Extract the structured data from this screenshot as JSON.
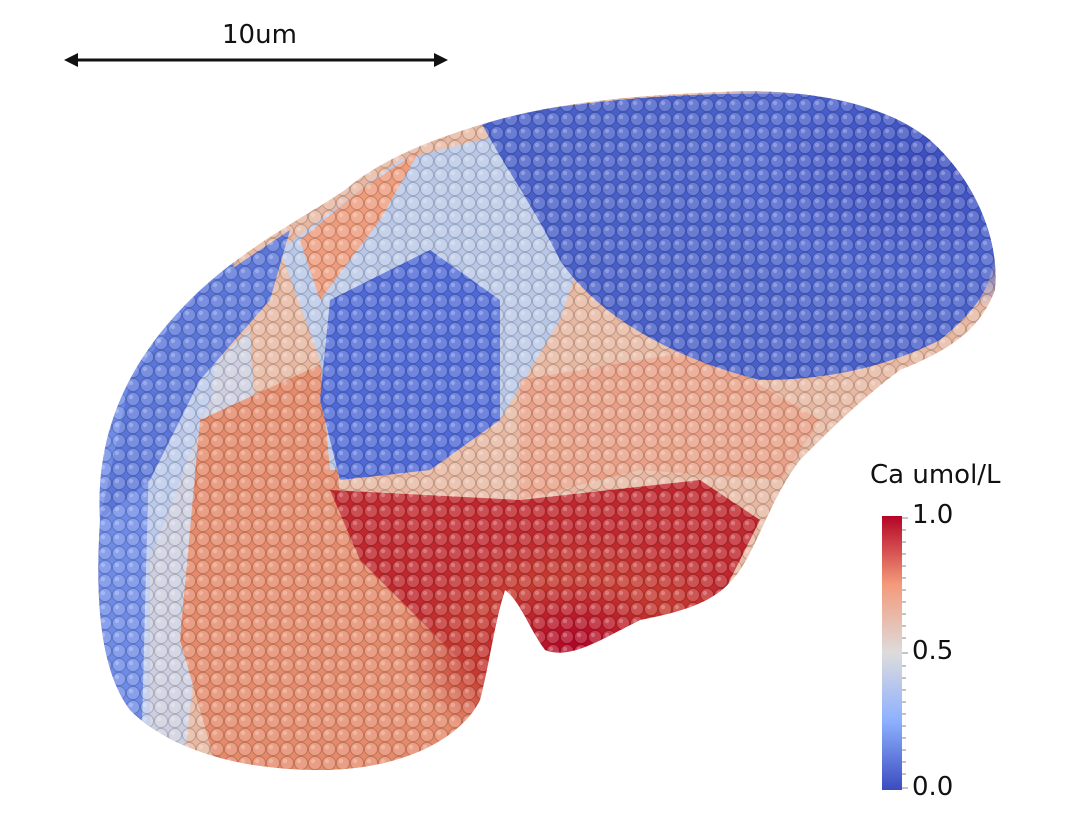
{
  "scale_bar": {
    "label": "10um"
  },
  "legend": {
    "title": "Ca umol/L",
    "ticks": [
      "1.0",
      "0.5",
      "0.0"
    ],
    "range": [
      0.0,
      1.0
    ],
    "colormap": [
      "#3b4cc0",
      "#8db0fe",
      "#dddcdc",
      "#f49a7b",
      "#b40426"
    ]
  },
  "image": {
    "subject": "sphere-packed cell surface colored by calcium concentration",
    "colors": {
      "low": "#3b4cc0",
      "mid": "#dddcdc",
      "high": "#b40426"
    }
  }
}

┄┄┄┄┄┄┄┄┄┄

• _What this task involves_
Quote all the lines above exactly as given. Do not include the pictures.

• _Result of this task_
Extract the structured data from this screenshot as JSON.
{
  "scale_bar": {
    "label": "10um"
  },
  "legend": {
    "title": "Ca umol/L",
    "ticks": [
      "1.0",
      "0.5",
      "0.0"
    ],
    "range": [
      0.0,
      1.0
    ],
    "colormap": [
      "#3b4cc0",
      "#8db0fe",
      "#dddcdc",
      "#f49a7b",
      "#b40426"
    ]
  },
  "image": {
    "subject": "sphere-packed cell surface colored by calcium concentration",
    "colors": {
      "low": "#3b4cc0",
      "mid": "#dddcdc",
      "high": "#b40426"
    }
  }
}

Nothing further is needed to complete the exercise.